SET TASK: Write out every entry exactly as it stands.

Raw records
------------------------------------------------------------------------

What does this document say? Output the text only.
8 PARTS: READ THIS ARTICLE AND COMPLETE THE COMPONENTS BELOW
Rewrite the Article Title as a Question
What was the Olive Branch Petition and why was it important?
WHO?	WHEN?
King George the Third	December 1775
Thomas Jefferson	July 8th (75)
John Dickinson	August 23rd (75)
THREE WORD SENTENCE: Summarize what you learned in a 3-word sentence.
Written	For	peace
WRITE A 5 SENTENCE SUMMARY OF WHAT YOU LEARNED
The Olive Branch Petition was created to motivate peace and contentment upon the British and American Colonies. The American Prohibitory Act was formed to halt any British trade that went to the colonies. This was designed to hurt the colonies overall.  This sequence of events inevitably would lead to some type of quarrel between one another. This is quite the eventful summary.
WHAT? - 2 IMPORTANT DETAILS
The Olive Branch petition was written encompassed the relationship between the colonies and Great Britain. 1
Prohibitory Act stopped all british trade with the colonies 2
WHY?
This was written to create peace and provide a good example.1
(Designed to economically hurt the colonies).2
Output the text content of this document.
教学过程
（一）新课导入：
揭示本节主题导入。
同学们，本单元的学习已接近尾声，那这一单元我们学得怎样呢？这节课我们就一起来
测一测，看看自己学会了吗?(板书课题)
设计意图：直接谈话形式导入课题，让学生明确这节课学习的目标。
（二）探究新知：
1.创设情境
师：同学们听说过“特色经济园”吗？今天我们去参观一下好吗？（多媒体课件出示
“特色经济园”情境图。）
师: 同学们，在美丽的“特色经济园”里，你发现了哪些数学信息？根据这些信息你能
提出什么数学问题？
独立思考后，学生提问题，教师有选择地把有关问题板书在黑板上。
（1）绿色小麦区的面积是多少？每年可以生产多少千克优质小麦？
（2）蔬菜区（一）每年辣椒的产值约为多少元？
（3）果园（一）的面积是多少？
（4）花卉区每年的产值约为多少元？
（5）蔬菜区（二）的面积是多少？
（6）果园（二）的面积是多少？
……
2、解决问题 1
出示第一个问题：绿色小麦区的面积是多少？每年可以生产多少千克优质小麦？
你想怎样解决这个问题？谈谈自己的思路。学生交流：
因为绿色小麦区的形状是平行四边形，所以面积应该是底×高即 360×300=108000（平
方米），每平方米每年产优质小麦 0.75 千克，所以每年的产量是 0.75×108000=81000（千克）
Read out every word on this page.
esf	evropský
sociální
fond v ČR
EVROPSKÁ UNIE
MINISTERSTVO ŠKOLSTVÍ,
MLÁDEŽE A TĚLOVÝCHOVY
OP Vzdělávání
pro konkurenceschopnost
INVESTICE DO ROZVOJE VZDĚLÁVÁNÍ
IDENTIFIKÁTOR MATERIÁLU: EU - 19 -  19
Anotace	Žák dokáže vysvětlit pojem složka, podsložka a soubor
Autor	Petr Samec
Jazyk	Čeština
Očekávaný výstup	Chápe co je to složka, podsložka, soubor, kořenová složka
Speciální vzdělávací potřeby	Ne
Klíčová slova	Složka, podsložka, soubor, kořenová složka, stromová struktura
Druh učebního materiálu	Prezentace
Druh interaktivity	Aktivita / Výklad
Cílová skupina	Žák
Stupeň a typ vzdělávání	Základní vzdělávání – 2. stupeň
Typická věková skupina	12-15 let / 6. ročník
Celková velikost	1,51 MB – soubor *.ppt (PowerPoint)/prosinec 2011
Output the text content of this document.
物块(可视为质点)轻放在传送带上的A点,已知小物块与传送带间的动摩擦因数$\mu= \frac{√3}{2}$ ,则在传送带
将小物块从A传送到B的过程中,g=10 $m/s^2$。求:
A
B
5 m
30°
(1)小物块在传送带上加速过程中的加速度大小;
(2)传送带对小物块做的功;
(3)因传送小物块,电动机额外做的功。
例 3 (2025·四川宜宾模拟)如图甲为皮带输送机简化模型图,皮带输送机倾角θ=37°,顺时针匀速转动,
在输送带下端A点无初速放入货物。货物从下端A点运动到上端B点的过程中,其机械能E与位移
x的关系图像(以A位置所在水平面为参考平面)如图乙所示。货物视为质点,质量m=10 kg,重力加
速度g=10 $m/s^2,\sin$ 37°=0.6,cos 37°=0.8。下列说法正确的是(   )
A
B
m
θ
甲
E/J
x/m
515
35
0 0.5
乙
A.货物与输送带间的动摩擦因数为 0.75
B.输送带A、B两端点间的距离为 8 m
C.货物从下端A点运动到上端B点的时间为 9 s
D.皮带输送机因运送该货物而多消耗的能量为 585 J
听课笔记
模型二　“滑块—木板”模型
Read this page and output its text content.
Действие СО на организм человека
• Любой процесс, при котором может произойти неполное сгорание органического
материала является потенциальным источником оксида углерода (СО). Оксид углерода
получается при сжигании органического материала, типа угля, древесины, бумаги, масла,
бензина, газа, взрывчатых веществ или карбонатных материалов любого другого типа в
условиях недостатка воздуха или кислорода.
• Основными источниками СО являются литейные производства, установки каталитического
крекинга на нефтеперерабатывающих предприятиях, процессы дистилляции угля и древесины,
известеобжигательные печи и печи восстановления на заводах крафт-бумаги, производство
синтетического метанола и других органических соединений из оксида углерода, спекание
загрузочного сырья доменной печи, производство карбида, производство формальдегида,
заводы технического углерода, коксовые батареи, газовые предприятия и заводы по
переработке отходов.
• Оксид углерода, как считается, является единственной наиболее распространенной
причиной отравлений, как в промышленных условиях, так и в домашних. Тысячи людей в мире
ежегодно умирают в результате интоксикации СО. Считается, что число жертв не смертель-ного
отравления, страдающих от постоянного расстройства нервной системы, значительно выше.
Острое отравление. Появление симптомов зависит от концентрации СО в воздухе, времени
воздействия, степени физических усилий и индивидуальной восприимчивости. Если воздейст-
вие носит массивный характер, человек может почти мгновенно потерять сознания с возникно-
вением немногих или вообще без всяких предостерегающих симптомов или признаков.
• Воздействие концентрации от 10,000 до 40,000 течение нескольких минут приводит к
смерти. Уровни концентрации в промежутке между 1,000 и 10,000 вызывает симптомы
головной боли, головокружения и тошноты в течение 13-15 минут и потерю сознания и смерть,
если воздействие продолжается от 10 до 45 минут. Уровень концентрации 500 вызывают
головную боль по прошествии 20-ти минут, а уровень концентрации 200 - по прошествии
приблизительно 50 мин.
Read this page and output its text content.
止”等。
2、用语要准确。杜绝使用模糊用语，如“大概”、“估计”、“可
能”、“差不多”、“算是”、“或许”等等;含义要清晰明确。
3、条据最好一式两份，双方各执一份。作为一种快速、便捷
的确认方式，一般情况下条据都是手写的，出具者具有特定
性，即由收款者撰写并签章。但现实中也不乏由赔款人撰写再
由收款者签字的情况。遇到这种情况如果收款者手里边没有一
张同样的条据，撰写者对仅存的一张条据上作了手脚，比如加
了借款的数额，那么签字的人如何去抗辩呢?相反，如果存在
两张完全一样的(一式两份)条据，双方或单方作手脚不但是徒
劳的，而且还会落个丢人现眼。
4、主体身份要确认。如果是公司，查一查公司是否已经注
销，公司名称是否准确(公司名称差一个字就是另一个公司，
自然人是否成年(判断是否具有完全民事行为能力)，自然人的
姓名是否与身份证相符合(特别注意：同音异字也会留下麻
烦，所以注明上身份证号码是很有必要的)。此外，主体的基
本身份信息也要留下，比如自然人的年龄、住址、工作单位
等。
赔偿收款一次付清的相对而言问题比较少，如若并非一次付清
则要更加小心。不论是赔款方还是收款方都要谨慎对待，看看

------------------------------------------------------------------------

REPLY:
What does this document say? Output the text only.
8 PARTS: READ THIS ARTICLE AND COMPLETE THE COMPONENTS BELOW
Rewrite the Article Title as a Question
What was the Olive Branch Petition and why was it important?
WHO?	WHEN?
King George the Third	December 1775
Thomas Jefferson	July 8th (75)
John Dickinson	August 23rd (75)
THREE WORD SENTENCE: Summarize what you learned in a 3-word sentence.
Written	For	peace
WRITE A 5 SENTENCE SUMMARY OF WHAT YOU LEARNED
The Olive Branch Petition was created to motivate peace and contentment upon the British and American Colonies. The American Prohibitory Act was formed to halt any British trade that went to the colonies. This was designed to hurt the colonies overall.  This sequence of events inevitably would lead to some type of quarrel between one another. This is quite the eventful summary.
WHAT? - 2 IMPORTANT DETAILS
The Olive Branch petition was written encompassed the relationship between the colonies and Great Britain. 1
Prohibitory Act stopped all british trade with the colonies 2
WHY?
This was written to create peace and provide a good example.1
(Designed to economically hurt the colonies).2
Output the text content of this document.
教学过程
（一）新课导入：
揭示本节主题导入。
同学们，本单元的学习已接近尾声，那这一单元我们学得怎样呢？这节课我们就一起来
测一测，看看自己学会了吗?(板书课题)
设计意图：直接谈话形式导入课题，让学生明确这节课学习的目标。
（二）探究新知：
1.创设情境
师：同学们听说过“特色经济园”吗？今天我们去参观一下好吗？（多媒体课件出示
“特色经济园”情境图。）
师: 同学们，在美丽的“特色经济园”里，你发现了哪些数学信息？根据这些信息你能
提出什么数学问题？
独立思考后，学生提问题，教师有选择地把有关问题板书在黑板上。
（1）绿色小麦区的面积是多少？每年可以生产多少千克优质小麦？
（2）蔬菜区（一）每年辣椒的产值约为多少元？
（3）果园（一）的面积是多少？
（4）花卉区每年的产值约为多少元？
（5）蔬菜区（二）的面积是多少？
（6）果园（二）的面积是多少？
……
2、解决问题 1
出示第一个问题：绿色小麦区的面积是多少？每年可以生产多少千克优质小麦？
你想怎样解决这个问题？谈谈自己的思路。学生交流：
因为绿色小麦区的形状是平行四边形，所以面积应该是底×高即 360×300=108000（平
方米），每平方米每年产优质小麦 0.75 千克，所以每年的产量是 0.75×108000=81000（千克）
Read out every word on this page.
esf	evropský
sociální
fond v ČR
EVROPSKÁ UNIE
MINISTERSTVO ŠKOLSTVÍ,
MLÁDEŽE A TĚLOVÝCHOVY
OP Vzdělávání
pro konkurenceschopnost
INVESTICE DO ROZVOJE VZDĚLÁVÁNÍ
IDENTIFIKÁTOR MATERIÁLU: EU - 19 -  19
Anotace	Žák dokáže vysvětlit pojem složka, podsložka a soubor
Autor	Petr Samec
Jazyk	Čeština
Očekávaný výstup	Chápe co je to složka, podsložka, soubor, kořenová složka
Speciální vzdělávací potřeby	Ne
Klíčová slova	Složka, podsložka, soubor, kořenová složka, stromová struktura
Druh učebního materiálu	Prezentace
Druh interaktivity	Aktivita / Výklad
Cílová skupina	Žák
Stupeň a typ vzdělávání	Základní vzdělávání – 2. stupeň
Typická věková skupina	12-15 let / 6. ročník
Celková velikost	1,51 MB – soubor *.ppt (PowerPoint)/prosinec 2011
Output the text content of this document.
物块(可视为质点)轻放在传送带上的A点,已知小物块与传送带间的动摩擦因数$\mu= \frac{√3}{2}$ ,则在传送带
将小物块从A传送到B的过程中,g=10 $m/s^2$。求:
A
B
5 m
30°
(1)小物块在传送带上加速过程中的加速度大小;
(2)传送带对小物块做的功;
(3)因传送小物块,电动机额外做的功。
例 3 (2025·四川宜宾模拟)如图甲为皮带输送机简化模型图,皮带输送机倾角θ=37°,顺时针匀速转动,
在输送带下端A点无初速放入货物。货物从下端A点运动到上端B点的过程中,其机械能E与位移
x的关系图像(以A位置所在水平面为参考平面)如图乙所示。货物视为质点,质量m=10 kg,重力加
速度g=10 $m/s^2,\sin$ 37°=0.6,cos 37°=0.8。下列说法正确的是(   )
A
B
m
θ
甲
E/J
x/m
515
35
0 0.5
乙
A.货物与输送带间的动摩擦因数为 0.75
B.输送带A、B两端点间的距离为 8 m
C.货物从下端A点运动到上端B点的时间为 9 s
D.皮带输送机因运送该货物而多消耗的能量为 585 J
听课笔记
模型二　“滑块—木板”模型
Read this page and output its text content.
Действие СО на организм человека
• Любой процесс, при котором может произойти неполное сгорание органического
материала является потенциальным источником оксида углерода (СО). Оксид углерода
получается при сжигании органического материала, типа угля, древесины, бумаги, масла,
бензина, газа, взрывчатых веществ или карбонатных материалов любого другого типа в
условиях недостатка воздуха или кислорода.
• Основными источниками СО являются литейные производства, установки каталитического
крекинга на нефтеперерабатывающих предприятиях, процессы дистилляции угля и древесины,
известеобжигательные печи и печи восстановления на заводах крафт-бумаги, производство
синтетического метанола и других органических соединений из оксида углерода, спекание
загрузочного сырья доменной печи, производство карбида, производство формальдегида,
заводы технического углерода, коксовые батареи, газовые предприятия и заводы по
переработке отходов.
• Оксид углерода, как считается, является единственной наиболее распространенной
причиной отравлений, как в промышленных условиях, так и в домашних. Тысячи людей в мире
ежегодно умирают в результате интоксикации СО. Считается, что число жертв не смертель-ного
отравления, страдающих от постоянного расстройства нервной системы, значительно выше.
Острое отравление. Появление симптомов зависит от концентрации СО в воздухе, времени
воздействия, степени физических усилий и индивидуальной восприимчивости. Если воздейст-
вие носит массивный характер, человек может почти мгновенно потерять сознания с возникно-
вением немногих или вообще без всяких предостерегающих симптомов или признаков.
• Воздействие концентрации от 10,000 до 40,000 течение нескольких минут приводит к
смерти. Уровни концентрации в промежутке между 1,000 и 10,000 вызывает симптомы
головной боли, головокружения и тошноты в течение 13-15 минут и потерю сознания и смерть,
если воздействие продолжается от 10 до 45 минут. Уровень концентрации 500 вызывают
головную боль по прошествии 20-ти минут, а уровень концентрации 200 - по прошествии
приблизительно 50 мин.
Read this page and output its text content.
止”等。
2、用语要准确。杜绝使用模糊用语，如“大概”、“估计”、“可
能”、“差不多”、“算是”、“或许”等等;含义要清晰明确。
3、条据最好一式两份，双方各执一份。作为一种快速、便捷
的确认方式，一般情况下条据都是手写的，出具者具有特定
性，即由收款者撰写并签章。但现实中也不乏由赔款人撰写再
由收款者签字的情况。遇到这种情况如果收款者手里边没有一
张同样的条据，撰写者对仅存的一张条据上作了手脚，比如加
了借款的数额，那么签字的人如何去抗辩呢?相反，如果存在
两张完全一样的(一式两份)条据，双方或单方作手脚不但是徒
劳的，而且还会落个丢人现眼。
4、主体身份要确认。如果是公司，查一查公司是否已经注
销，公司名称是否准确(公司名称差一个字就是另一个公司，
自然人是否成年(判断是否具有完全民事行为能力)，自然人的
姓名是否与身份证相符合(特别注意：同音异字也会留下麻
烦，所以注明上身份证号码是很有必要的)。此外，主体的基
本身份信息也要留下，比如自然人的年龄、住址、工作单位
等。
赔偿收款一次付清的相对而言问题比较少，如若并非一次付清
则要更加小心。不论是赔款方还是收款方都要谨慎对待，看看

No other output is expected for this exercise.